**** Excerpted records

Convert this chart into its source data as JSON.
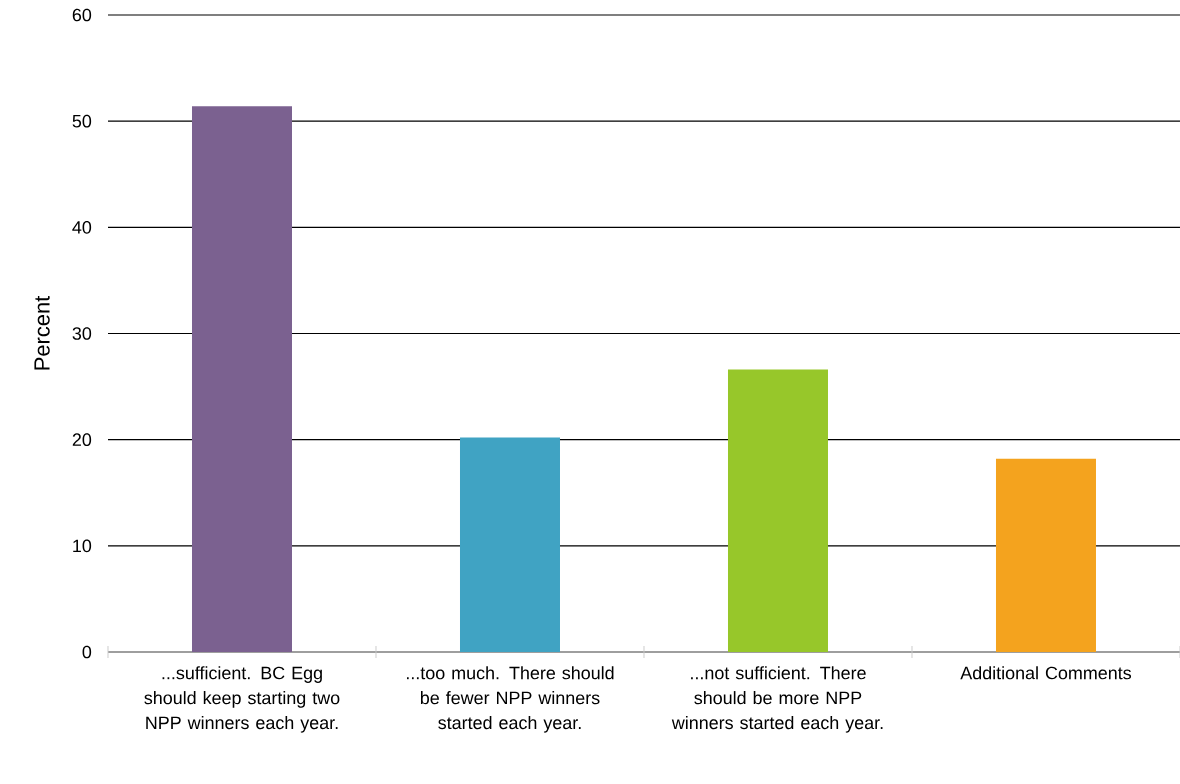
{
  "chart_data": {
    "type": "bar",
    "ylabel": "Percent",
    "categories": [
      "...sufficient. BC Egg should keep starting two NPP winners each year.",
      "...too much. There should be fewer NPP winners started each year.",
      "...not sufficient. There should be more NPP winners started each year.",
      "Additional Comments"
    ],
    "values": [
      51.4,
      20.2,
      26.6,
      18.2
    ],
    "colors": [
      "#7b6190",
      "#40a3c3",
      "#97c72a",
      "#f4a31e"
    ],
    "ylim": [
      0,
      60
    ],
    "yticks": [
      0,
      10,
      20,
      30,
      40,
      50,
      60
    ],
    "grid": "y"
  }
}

********
**** Excerpted records

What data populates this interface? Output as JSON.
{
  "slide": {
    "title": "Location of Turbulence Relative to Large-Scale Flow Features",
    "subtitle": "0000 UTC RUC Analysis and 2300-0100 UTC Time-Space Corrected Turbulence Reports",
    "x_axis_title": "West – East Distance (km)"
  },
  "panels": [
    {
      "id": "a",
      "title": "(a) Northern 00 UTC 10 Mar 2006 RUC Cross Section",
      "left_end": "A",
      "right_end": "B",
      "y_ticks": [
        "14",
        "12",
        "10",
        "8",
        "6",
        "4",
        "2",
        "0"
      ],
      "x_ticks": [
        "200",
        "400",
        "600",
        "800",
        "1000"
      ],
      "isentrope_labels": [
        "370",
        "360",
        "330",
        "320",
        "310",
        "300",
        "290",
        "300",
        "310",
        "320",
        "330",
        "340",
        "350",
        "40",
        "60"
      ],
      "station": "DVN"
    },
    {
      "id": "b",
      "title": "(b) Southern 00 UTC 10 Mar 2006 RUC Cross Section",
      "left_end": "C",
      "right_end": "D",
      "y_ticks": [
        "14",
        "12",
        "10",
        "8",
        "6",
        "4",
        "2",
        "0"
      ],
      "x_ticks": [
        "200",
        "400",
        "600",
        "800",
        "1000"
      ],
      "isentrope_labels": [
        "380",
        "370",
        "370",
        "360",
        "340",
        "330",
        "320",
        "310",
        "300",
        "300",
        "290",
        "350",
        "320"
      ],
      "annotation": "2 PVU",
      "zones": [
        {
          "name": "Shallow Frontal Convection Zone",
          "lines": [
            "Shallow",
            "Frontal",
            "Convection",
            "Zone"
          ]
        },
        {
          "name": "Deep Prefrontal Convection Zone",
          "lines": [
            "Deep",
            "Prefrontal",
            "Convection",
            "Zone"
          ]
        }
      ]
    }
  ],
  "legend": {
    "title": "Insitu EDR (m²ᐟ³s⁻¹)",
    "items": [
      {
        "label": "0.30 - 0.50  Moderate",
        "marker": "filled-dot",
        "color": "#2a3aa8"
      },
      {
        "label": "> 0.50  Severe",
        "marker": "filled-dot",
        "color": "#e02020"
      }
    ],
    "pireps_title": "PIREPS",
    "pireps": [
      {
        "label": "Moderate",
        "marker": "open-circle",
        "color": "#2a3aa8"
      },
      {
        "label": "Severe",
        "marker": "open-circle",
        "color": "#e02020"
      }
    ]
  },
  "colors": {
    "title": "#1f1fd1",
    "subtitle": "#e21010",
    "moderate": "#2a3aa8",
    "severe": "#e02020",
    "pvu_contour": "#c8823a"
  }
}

********

Which lines hold the string "Turbulence"? Copy all of them from the data above.

Full solution:
    "title": "Location of Turbulence Relative to Large-Scale Flow Features",
    "subtitle": "0000 UTC RUC Analysis and 2300-0100 UTC Time-Space Corrected Turbulence Reports",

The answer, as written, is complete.